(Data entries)
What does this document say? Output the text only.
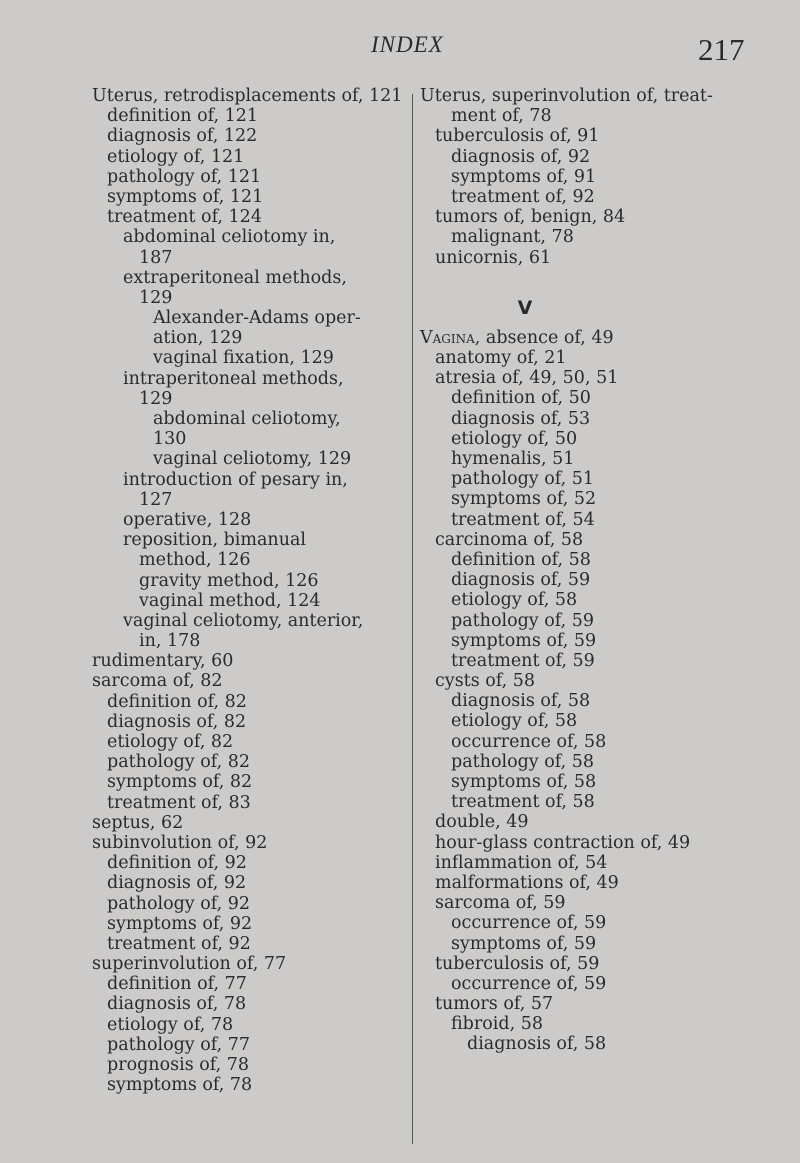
INDEX	217
Uterus, retrodisplacements of, 121
definition of, 121
diagnosis of, 122
etiology of, 121
pathology of, 121
symptoms of, 121
treatment of, 124
abdominal celiotomy in,
187
extraperitoneal methods,
129
Alexander-Adams oper-
ation, 129
vaginal fixation, 129
intraperitoneal methods,
129
abdominal celiotomy,
130
vaginal celiotomy, 129
introduction of pesary in,
127
operative, 128
reposition, bimanual
method, 126
gravity method, 126
vaginal method, 124
vaginal celiotomy, anterior,
in, 178
rudimentary, 60
sarcoma of, 82
definition of, 82
diagnosis of, 82
etiology of, 82
pathology of, 82
symptoms of, 82
treatment of, 83
septus, 62
subinvolution of, 92
definition of, 92
diagnosis of, 92
pathology of, 92
symptoms of, 92
treatment of, 92
superinvolution of, 77
definition of, 77
diagnosis of, 78
etiology of, 78
pathology of, 77
prognosis of, 78
symptoms of, 78
Uterus, superinvolution of, treat-
ment of, 78
tuberculosis of, 91
diagnosis of, 92
symptoms of, 91
treatment of, 92
tumors of, benign, 84
malignant, 78
unicornis, 61
V
Vagina, absence of, 49
anatomy of, 21
atresia of, 49, 50, 51
definition of, 50
diagnosis of, 53
etiology of, 50
hymenalis, 51
pathology of, 51
symptoms of, 52
treatment of, 54
carcinoma of, 58
definition of, 58
diagnosis of, 59
etiology of, 58
pathology of, 59
symptoms of, 59
treatment of, 59
cysts of, 58
diagnosis of, 58
etiology of, 58
occurrence of, 58
pathology of, 58
symptoms of, 58
treatment of, 58
double, 49
hour-glass contraction of, 49
inflammation of, 54
malformations of, 49
sarcoma of, 59
occurrence of, 59
symptoms of, 59
tuberculosis of, 59
occurrence of, 59
tumors of, 57
fibroid, 58
diagnosis of, 58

Work item:
Check the records above and copy each line that has the string "methods".

Written response:
extraperitoneal methods,
intraperitoneal methods,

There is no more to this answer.